Entries taken from a collection:
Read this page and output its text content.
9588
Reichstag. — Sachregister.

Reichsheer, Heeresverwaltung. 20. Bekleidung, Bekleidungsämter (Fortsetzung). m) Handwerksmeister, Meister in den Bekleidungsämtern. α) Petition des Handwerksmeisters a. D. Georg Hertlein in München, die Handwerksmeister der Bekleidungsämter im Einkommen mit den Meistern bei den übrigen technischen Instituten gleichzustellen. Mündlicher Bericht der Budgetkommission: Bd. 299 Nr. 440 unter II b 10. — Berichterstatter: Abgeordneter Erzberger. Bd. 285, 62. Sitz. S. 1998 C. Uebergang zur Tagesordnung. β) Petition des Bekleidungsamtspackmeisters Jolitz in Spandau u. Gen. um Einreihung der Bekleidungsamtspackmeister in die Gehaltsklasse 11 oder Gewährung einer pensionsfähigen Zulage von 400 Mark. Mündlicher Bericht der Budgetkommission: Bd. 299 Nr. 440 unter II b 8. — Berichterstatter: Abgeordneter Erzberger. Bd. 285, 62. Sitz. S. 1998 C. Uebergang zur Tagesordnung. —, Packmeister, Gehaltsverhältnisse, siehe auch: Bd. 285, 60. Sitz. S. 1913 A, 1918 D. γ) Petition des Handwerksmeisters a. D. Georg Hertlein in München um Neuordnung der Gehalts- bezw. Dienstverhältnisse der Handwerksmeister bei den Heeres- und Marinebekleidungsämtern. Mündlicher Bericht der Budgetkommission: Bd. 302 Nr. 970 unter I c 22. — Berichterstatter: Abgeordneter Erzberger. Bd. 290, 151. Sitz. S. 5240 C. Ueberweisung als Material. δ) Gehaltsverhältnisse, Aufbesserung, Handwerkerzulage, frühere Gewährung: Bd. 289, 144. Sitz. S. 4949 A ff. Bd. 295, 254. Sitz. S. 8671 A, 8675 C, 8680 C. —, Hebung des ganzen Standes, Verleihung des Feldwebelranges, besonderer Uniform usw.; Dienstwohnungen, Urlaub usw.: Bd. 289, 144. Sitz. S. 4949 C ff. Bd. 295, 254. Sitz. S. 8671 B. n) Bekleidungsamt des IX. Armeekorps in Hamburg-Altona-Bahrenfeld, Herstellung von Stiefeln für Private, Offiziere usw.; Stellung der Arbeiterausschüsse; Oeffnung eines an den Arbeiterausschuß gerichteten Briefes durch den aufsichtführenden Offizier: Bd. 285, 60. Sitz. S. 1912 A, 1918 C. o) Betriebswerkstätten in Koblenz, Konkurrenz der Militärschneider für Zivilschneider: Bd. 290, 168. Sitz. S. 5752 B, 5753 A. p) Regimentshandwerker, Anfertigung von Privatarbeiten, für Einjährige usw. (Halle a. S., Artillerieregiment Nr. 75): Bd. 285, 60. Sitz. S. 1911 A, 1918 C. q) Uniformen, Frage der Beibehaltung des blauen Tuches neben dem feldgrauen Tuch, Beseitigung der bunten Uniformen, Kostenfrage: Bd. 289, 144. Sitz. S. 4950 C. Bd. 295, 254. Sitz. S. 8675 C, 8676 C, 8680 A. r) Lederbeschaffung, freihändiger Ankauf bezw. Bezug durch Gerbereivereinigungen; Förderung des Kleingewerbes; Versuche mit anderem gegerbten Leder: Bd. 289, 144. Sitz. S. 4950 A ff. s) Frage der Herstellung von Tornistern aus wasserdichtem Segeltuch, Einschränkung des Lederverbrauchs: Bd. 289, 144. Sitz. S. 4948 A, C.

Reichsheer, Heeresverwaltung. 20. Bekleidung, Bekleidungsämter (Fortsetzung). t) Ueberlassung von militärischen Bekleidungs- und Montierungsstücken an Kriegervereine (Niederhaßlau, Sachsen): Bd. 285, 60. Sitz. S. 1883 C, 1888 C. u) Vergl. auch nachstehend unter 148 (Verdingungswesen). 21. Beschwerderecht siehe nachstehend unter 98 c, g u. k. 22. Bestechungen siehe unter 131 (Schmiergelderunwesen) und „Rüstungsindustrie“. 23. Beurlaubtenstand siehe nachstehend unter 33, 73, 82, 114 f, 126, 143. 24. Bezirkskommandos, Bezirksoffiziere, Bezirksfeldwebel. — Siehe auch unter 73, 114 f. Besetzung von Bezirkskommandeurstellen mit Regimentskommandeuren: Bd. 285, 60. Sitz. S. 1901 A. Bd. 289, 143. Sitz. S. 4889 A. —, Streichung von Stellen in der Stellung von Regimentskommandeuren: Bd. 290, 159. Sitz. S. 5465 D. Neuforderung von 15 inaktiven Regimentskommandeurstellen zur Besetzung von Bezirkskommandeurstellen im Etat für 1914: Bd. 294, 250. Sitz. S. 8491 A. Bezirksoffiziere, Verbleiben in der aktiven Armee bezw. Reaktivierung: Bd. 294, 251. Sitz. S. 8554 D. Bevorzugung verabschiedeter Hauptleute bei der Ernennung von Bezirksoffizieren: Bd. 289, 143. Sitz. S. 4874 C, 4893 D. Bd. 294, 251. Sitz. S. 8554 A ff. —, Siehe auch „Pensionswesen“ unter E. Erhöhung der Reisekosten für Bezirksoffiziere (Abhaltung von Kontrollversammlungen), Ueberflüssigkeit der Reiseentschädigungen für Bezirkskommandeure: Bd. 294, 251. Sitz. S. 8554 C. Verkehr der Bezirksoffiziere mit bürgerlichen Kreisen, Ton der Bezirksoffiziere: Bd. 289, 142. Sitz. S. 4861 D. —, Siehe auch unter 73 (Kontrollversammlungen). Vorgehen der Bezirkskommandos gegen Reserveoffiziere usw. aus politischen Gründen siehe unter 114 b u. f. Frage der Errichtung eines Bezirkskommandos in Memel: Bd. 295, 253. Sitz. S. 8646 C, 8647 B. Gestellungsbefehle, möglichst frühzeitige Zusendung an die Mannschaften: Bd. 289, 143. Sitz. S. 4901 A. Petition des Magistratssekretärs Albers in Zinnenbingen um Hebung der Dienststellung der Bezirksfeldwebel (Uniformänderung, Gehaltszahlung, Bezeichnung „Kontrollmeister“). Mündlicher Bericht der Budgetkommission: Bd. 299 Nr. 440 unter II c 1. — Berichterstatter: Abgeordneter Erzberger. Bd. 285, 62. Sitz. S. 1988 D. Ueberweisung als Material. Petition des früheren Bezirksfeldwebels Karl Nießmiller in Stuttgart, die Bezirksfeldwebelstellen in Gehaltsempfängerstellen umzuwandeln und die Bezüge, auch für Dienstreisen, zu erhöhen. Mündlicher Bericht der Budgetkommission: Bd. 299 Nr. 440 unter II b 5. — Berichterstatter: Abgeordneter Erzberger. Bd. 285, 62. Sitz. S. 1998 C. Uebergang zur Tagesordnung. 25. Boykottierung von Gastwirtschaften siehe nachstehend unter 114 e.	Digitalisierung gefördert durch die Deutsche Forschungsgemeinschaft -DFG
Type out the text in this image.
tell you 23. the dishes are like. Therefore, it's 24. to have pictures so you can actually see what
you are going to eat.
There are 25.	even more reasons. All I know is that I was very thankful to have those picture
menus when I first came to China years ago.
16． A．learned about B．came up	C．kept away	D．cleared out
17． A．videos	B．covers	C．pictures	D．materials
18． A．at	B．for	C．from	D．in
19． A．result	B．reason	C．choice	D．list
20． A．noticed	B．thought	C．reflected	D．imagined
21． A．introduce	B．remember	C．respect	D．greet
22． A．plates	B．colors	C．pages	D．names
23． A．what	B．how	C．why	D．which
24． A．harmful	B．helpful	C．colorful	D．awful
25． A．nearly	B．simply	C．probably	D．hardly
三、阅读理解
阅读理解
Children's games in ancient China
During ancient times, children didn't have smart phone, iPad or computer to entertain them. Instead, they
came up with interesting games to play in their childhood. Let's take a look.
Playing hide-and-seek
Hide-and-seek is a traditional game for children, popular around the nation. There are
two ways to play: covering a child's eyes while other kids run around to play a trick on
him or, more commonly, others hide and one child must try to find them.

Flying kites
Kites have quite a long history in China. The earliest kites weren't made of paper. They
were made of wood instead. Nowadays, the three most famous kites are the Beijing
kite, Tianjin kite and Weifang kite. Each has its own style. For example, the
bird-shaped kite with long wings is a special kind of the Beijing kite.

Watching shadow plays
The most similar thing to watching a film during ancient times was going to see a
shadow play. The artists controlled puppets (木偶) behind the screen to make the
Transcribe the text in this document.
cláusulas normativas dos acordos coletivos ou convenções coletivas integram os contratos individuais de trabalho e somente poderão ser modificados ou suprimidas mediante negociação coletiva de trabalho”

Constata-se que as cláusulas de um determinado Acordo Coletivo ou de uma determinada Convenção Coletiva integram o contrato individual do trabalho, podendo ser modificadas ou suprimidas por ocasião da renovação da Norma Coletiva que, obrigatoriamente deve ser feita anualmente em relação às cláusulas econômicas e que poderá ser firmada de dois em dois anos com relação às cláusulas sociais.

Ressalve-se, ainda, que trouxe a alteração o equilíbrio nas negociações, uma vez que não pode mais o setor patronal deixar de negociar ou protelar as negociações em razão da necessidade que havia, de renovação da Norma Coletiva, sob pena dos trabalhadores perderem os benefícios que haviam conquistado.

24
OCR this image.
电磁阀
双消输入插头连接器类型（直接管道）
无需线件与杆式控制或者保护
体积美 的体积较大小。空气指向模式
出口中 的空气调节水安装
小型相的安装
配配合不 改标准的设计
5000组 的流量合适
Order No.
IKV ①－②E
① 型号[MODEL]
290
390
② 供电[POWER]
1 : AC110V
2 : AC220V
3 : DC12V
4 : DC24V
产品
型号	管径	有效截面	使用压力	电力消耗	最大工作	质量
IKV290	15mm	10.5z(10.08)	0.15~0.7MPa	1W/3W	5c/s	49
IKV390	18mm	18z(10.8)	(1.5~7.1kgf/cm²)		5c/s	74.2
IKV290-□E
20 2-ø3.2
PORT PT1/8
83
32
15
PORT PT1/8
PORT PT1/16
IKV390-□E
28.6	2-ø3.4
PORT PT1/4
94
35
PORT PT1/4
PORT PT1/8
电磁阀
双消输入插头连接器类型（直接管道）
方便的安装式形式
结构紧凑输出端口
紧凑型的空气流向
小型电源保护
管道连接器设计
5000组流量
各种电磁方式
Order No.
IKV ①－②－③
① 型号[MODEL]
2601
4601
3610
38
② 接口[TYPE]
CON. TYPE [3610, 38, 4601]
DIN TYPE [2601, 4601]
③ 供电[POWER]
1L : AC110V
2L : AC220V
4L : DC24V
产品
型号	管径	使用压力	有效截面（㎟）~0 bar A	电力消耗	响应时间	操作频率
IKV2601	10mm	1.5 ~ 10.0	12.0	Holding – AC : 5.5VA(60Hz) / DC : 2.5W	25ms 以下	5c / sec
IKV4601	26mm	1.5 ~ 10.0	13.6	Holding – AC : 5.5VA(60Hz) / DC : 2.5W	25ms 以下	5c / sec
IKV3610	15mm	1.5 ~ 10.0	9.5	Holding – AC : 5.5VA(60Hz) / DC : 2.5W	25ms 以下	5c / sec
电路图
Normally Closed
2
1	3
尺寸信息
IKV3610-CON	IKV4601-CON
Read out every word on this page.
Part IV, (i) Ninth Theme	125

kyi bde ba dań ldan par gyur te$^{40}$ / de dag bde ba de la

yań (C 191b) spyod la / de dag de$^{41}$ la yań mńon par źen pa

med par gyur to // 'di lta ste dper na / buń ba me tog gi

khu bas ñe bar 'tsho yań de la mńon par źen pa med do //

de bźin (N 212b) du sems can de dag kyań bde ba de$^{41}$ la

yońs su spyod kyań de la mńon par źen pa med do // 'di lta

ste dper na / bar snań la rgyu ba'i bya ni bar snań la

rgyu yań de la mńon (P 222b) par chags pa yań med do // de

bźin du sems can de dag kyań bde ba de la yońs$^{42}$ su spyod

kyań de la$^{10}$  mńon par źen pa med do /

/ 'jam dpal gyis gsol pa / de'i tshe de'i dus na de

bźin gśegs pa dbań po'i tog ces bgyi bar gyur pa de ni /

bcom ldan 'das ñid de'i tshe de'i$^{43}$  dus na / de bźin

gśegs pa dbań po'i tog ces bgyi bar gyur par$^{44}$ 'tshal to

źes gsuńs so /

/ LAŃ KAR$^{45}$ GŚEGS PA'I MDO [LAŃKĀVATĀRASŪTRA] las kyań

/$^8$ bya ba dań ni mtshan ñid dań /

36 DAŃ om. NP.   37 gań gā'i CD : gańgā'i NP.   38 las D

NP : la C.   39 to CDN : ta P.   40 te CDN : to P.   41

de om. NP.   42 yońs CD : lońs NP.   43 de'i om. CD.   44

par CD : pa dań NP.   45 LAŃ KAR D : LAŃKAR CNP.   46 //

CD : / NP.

**Set exercise**
Pull out every line of the entries that includes the word "kites".

**Response**
Flying kites
Kites have quite a long history in China. The earliest kites weren't made of paper. They
were made of wood instead. Nowadays, the three most famous kites are the Beijing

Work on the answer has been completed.